Direction
Copy out the items verbatim, starting at the first line and ending at the line that contains "regime-cell [1236, 742, 1246, 824]", with both ends included.

-=-=-

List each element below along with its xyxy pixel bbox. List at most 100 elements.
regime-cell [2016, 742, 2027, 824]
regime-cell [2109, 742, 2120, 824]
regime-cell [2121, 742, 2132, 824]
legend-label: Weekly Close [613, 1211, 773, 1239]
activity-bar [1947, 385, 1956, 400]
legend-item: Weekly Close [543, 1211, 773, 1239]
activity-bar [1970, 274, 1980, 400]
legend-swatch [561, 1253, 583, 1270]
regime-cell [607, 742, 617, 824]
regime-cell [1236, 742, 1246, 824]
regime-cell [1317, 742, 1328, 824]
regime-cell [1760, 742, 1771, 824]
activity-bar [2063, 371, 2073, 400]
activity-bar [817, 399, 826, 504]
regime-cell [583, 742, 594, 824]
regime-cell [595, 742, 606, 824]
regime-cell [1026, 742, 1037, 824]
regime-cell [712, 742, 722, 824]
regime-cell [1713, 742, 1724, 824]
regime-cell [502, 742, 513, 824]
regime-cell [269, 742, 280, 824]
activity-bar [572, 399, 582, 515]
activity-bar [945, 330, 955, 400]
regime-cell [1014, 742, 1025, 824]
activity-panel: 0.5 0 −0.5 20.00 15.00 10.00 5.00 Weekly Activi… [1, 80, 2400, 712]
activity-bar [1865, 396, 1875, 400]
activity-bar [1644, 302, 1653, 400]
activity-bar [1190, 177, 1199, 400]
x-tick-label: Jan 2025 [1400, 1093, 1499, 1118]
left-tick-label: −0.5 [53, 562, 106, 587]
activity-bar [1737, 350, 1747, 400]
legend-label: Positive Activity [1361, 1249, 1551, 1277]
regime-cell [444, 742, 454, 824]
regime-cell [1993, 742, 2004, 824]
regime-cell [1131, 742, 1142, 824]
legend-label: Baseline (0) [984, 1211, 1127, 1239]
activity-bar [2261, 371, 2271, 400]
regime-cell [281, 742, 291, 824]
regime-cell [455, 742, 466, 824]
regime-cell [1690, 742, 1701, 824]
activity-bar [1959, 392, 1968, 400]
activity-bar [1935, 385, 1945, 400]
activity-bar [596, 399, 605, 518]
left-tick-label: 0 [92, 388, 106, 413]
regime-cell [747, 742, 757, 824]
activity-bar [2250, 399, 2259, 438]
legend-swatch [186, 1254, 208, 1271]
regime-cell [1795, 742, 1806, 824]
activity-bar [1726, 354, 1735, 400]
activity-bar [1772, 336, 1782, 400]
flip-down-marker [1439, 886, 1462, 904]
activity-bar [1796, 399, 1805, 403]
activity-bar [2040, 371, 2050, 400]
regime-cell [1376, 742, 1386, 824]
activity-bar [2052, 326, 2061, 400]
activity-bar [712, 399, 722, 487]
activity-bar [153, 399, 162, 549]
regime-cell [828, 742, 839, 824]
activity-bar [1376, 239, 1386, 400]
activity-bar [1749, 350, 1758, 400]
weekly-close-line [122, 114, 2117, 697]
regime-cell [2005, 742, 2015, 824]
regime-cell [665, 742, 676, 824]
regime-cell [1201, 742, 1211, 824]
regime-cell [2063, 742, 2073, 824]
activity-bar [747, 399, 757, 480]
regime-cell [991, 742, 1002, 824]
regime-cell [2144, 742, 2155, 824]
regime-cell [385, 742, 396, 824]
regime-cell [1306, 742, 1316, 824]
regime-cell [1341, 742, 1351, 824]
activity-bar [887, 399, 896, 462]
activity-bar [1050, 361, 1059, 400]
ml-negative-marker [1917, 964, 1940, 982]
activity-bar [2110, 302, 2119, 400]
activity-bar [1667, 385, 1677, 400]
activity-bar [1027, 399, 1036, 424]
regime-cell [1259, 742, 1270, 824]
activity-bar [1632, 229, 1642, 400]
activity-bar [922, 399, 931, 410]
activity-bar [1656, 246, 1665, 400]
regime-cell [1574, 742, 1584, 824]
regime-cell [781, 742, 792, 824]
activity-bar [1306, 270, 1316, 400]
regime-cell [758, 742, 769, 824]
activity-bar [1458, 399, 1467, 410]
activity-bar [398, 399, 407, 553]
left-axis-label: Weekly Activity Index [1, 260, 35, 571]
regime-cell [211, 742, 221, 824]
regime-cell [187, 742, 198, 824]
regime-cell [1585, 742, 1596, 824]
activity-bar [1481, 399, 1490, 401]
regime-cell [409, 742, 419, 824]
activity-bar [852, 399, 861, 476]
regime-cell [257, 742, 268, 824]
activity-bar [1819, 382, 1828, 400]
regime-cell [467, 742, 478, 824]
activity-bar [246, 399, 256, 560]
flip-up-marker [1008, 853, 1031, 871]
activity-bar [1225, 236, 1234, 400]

-=-=-

Task solution
List each element below along with its xyxy pixel bbox. List at most 100 elements.
regime-cell [2016, 742, 2027, 824]
regime-cell [2109, 742, 2120, 824]
regime-cell [2121, 742, 2132, 824]
legend-label: Weekly Close [613, 1211, 773, 1239]
activity-bar [1947, 385, 1956, 400]
legend-item: Weekly Close [543, 1211, 773, 1239]
activity-bar [1970, 274, 1980, 400]
legend-swatch [561, 1253, 583, 1270]
regime-cell [607, 742, 617, 824]
regime-cell [1236, 742, 1246, 824]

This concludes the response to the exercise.